**Records to process:**
* * * *

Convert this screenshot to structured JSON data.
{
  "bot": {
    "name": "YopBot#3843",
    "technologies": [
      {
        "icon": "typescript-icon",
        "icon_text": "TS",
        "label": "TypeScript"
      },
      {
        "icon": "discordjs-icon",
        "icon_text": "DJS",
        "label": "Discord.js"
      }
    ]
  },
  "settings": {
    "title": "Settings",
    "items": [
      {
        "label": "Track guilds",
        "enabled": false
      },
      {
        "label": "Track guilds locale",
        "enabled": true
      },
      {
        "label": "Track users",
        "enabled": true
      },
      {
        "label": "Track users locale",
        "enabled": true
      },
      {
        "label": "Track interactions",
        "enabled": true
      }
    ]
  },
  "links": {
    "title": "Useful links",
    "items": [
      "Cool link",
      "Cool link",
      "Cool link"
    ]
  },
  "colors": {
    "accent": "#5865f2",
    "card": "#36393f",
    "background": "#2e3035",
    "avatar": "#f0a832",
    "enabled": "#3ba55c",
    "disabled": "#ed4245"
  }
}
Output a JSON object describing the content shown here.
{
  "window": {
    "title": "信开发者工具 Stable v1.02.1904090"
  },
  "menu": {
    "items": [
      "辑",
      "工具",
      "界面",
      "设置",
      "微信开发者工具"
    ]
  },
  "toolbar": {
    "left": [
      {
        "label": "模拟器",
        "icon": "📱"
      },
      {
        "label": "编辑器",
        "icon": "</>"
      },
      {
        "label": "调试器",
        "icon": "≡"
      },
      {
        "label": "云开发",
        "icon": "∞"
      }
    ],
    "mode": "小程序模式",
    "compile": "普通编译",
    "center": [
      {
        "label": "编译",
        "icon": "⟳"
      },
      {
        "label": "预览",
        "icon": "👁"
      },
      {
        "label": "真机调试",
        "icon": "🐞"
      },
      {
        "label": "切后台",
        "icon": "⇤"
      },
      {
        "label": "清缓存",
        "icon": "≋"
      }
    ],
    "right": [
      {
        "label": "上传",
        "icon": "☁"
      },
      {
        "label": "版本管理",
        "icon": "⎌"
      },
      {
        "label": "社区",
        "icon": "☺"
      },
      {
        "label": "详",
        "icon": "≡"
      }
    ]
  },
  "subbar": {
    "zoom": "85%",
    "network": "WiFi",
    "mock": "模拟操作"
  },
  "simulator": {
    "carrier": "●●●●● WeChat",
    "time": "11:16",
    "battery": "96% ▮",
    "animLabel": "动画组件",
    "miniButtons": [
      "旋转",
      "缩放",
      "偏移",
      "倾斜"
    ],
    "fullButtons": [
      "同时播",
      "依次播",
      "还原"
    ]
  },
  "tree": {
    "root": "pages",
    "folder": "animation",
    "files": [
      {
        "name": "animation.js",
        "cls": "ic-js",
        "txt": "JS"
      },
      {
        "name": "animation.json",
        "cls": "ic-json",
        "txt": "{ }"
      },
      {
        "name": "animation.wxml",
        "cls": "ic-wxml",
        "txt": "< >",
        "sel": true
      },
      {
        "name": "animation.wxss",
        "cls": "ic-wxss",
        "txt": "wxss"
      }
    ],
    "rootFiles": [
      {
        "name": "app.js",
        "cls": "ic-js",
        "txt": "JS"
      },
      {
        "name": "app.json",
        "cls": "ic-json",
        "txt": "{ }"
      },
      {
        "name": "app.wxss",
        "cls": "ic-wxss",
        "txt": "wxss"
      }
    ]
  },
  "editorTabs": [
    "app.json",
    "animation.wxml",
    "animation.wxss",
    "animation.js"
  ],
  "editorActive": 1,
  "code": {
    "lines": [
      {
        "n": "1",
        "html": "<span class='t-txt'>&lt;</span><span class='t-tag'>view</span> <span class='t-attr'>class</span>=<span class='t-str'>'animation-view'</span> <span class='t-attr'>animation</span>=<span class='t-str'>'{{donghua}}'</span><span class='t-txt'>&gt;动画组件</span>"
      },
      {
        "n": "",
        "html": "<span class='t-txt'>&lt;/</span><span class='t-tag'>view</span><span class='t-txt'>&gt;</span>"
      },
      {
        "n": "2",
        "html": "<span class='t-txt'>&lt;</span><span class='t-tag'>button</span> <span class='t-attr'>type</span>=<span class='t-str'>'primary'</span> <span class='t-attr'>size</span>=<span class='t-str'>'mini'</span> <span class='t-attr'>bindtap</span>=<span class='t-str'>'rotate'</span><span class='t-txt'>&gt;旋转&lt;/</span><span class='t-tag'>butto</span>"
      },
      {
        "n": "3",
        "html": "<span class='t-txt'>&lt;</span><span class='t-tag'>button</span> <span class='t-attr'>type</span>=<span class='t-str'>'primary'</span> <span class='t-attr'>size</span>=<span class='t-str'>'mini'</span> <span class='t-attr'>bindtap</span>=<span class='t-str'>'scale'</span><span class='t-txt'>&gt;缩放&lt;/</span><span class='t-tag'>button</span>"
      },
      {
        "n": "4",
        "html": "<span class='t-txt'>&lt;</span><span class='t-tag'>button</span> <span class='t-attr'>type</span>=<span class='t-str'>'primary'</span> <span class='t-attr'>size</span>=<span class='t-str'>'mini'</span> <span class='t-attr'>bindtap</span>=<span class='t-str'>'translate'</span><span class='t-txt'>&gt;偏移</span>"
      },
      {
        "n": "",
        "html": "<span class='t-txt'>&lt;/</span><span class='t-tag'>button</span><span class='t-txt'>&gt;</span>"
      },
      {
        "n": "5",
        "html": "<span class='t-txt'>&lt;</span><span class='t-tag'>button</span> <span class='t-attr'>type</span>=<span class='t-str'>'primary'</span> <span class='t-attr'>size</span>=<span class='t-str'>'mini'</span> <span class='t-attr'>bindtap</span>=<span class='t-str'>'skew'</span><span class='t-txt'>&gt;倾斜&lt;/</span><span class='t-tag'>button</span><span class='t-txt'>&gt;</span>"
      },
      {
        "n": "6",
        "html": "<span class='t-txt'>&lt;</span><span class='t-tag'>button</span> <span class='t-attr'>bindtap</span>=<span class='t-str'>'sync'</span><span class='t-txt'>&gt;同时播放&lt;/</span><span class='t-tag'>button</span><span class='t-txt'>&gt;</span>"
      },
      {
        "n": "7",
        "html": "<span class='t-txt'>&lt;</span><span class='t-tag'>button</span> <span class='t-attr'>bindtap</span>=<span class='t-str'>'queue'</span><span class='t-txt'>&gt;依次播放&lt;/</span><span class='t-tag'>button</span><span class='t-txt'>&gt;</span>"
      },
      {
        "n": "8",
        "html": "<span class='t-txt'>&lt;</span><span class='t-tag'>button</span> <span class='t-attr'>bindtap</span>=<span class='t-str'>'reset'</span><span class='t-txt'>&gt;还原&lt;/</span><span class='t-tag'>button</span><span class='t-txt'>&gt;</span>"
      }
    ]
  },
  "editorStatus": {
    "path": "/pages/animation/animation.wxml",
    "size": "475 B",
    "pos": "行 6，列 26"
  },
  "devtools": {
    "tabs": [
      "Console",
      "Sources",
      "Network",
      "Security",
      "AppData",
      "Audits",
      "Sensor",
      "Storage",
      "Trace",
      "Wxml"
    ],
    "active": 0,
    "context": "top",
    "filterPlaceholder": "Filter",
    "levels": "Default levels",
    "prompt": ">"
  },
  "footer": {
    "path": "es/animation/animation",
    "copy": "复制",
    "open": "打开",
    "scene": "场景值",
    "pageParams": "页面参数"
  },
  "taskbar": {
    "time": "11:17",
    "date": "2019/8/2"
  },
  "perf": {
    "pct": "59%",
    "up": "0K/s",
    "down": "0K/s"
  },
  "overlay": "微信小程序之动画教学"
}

* * * *

**Aim:**
Make a verbatim copy of every entry shown above.

**Solution to this task:**
Convert this screenshot to structured JSON data.
{
  "bot": {
    "name": "YopBot#3843",
    "technologies": [
      {
        "icon": "typescript-icon",
        "icon_text": "TS",
        "label": "TypeScript"
      },
      {
        "icon": "discordjs-icon",
        "icon_text": "DJS",
        "label": "Discord.js"
      }
    ]
  },
  "settings": {
    "title": "Settings",
    "items": [
      {
        "label": "Track guilds",
        "enabled": false
      },
      {
        "label": "Track guilds locale",
        "enabled": true
      },
      {
        "label": "Track users",
        "enabled": true
      },
      {
        "label": "Track users locale",
        "enabled": true
      },
      {
        "label": "Track interactions",
        "enabled": true
      }
    ]
  },
  "links": {
    "title": "Useful links",
    "items": [
      "Cool link",
      "Cool link",
      "Cool link"
    ]
  },
  "colors": {
    "accent": "#5865f2",
    "card": "#36393f",
    "background": "#2e3035",
    "avatar": "#f0a832",
    "enabled": "#3ba55c",
    "disabled": "#ed4245"
  }
}
Output a JSON object describing the content shown here.
{
  "window": {
    "title": "信开发者工具 Stable v1.02.1904090"
  },
  "menu": {
    "items": [
      "辑",
      "工具",
      "界面",
      "设置",
      "微信开发者工具"
    ]
  },
  "toolbar": {
    "left": [
      {
        "label": "模拟器",
        "icon": "📱"
      },
      {
        "label": "编辑器",
        "icon": "</>"
      },
      {
        "label": "调试器",
        "icon": "≡"
      },
      {
        "label": "云开发",
        "icon": "∞"
      }
    ],
    "mode": "小程序模式",
    "compile": "普通编译",
    "center": [
      {
        "label": "编译",
        "icon": "⟳"
      },
      {
        "label": "预览",
        "icon": "👁"
      },
      {
        "label": "真机调试",
        "icon": "🐞"
      },
      {
        "label": "切后台",
        "icon": "⇤"
      },
      {
        "label": "清缓存",
        "icon": "≋"
      }
    ],
    "right": [
      {
        "label": "上传",
        "icon": "☁"
      },
      {
        "label": "版本管理",
        "icon": "⎌"
      },
      {
        "label": "社区",
        "icon": "☺"
      },
      {
        "label": "详",
        "icon": "≡"
      }
    ]
  },
  "subbar": {
    "zoom": "85%",
    "network": "WiFi",
    "mock": "模拟操作"
  },
  "simulator": {
    "carrier": "●●●●● WeChat",
    "time": "11:16",
    "battery": "96% ▮",
    "animLabel": "动画组件",
    "miniButtons": [
      "旋转",
      "缩放",
      "偏移",
      "倾斜"
    ],
    "fullButtons": [
      "同时播",
      "依次播",
      "还原"
    ]
  },
  "tree": {
    "root": "pages",
    "folder": "animation",
    "files": [
      {
        "name": "animation.js",
        "cls": "ic-js",
        "txt": "JS"
      },
      {
        "name": "animation.json",
        "cls": "ic-json",
        "txt": "{ }"
      },
      {
        "name": "animation.wxml",
        "cls": "ic-wxml",
        "txt": "< >",
        "sel": true
      },
      {
        "name": "animation.wxss",
        "cls": "ic-wxss",
        "txt": "wxss"
      }
    ],
    "rootFiles": [
      {
        "name": "app.js",
        "cls": "ic-js",
        "txt": "JS"
      },
      {
        "name": "app.json",
        "cls": "ic-json",
        "txt": "{ }"
      },
      {
        "name": "app.wxss",
        "cls": "ic-wxss",
        "txt": "wxss"
      }
    ]
  },
  "editorTabs": [
    "app.json",
    "animation.wxml",
    "animation.wxss",
    "animation.js"
  ],
  "editorActive": 1,
  "code": {
    "lines": [
      {
        "n": "1",
        "html": "<span class='t-txt'>&lt;</span><span class='t-tag'>view</span> <span class='t-attr'>class</span>=<span class='t-str'>'animation-view'</span> <span class='t-attr'>animation</span>=<span class='t-str'>'{{donghua}}'</span><span class='t-txt'>&gt;动画组件</span>"
      },
      {
        "n": "",
        "html": "<span class='t-txt'>&lt;/</span><span class='t-tag'>view</span><span class='t-txt'>&gt;</span>"
      },
      {
        "n": "2",
        "html": "<span class='t-txt'>&lt;</span><span class='t-tag'>button</span> <span class='t-attr'>type</span>=<span class='t-str'>'primary'</span> <span class='t-attr'>size</span>=<span class='t-str'>'mini'</span> <span class='t-attr'>bindtap</span>=<span class='t-str'>'rotate'</span><span class='t-txt'>&gt;旋转&lt;/</span><span class='t-tag'>butto</span>"
      },
      {
        "n": "3",
        "html": "<span class='t-txt'>&lt;</span><span class='t-tag'>button</span> <span class='t-attr'>type</span>=<span class='t-str'>'primary'</span> <span class='t-attr'>size</span>=<span class='t-str'>'mini'</span> <span class='t-attr'>bindtap</span>=<span class='t-str'>'scale'</span><span class='t-txt'>&gt;缩放&lt;/</span><span class='t-tag'>button</span>"
      },
      {
        "n": "4",
        "html": "<span class='t-txt'>&lt;</span><span class='t-tag'>button</span> <span class='t-attr'>type</span>=<span class='t-str'>'primary'</span> <span class='t-attr'>size</span>=<span class='t-str'>'mini'</span> <span class='t-attr'>bindtap</span>=<span class='t-str'>'translate'</span><span class='t-txt'>&gt;偏移</span>"
      },
      {
        "n": "",
        "html": "<span class='t-txt'>&lt;/</span><span class='t-tag'>button</span><span class='t-txt'>&gt;</span>"
      },
      {
        "n": "5",
        "html": "<span class='t-txt'>&lt;</span><span class='t-tag'>button</span> <span class='t-attr'>type</span>=<span class='t-str'>'primary'</span> <span class='t-attr'>size</span>=<span class='t-str'>'mini'</span> <span class='t-attr'>bindtap</span>=<span class='t-str'>'skew'</span><span class='t-txt'>&gt;倾斜&lt;/</span><span class='t-tag'>button</span><span class='t-txt'>&gt;</span>"
      },
      {
        "n": "6",
        "html": "<span class='t-txt'>&lt;</span><span class='t-tag'>button</span> <span class='t-attr'>bindtap</span>=<span class='t-str'>'sync'</span><span class='t-txt'>&gt;同时播放&lt;/</span><span class='t-tag'>button</span><span class='t-txt'>&gt;</span>"
      },
      {
        "n": "7",
        "html": "<span class='t-txt'>&lt;</span><span class='t-tag'>button</span> <span class='t-attr'>bindtap</span>=<span class='t-str'>'queue'</span><span class='t-txt'>&gt;依次播放&lt;/</span><span class='t-tag'>button</span><span class='t-txt'>&gt;</span>"
      },
      {
        "n": "8",
        "html": "<span class='t-txt'>&lt;</span><span class='t-tag'>button</span> <span class='t-attr'>bindtap</span>=<span class='t-str'>'reset'</span><span class='t-txt'>&gt;还原&lt;/</span><span class='t-tag'>button</span><span class='t-txt'>&gt;</span>"
      }
    ]
  },
  "editorStatus": {
    "path": "/pages/animation/animation.wxml",
    "size": "475 B",
    "pos": "行 6，列 26"
  },
  "devtools": {
    "tabs": [
      "Console",
      "Sources",
      "Network",
      "Security",
      "AppData",
      "Audits",
      "Sensor",
      "Storage",
      "Trace",
      "Wxml"
    ],
    "active": 0,
    "context": "top",
    "filterPlaceholder": "Filter",
    "levels": "Default levels",
    "prompt": ">"
  },
  "footer": {
    "path": "es/animation/animation",
    "copy": "复制",
    "open": "打开",
    "scene": "场景值",
    "pageParams": "页面参数"
  },
  "taskbar": {
    "time": "11:17",
    "date": "2019/8/2"
  },
  "perf": {
    "pct": "59%",
    "up": "0K/s",
    "down": "0K/s"
  },
  "overlay": "微信小程序之动画教学"
}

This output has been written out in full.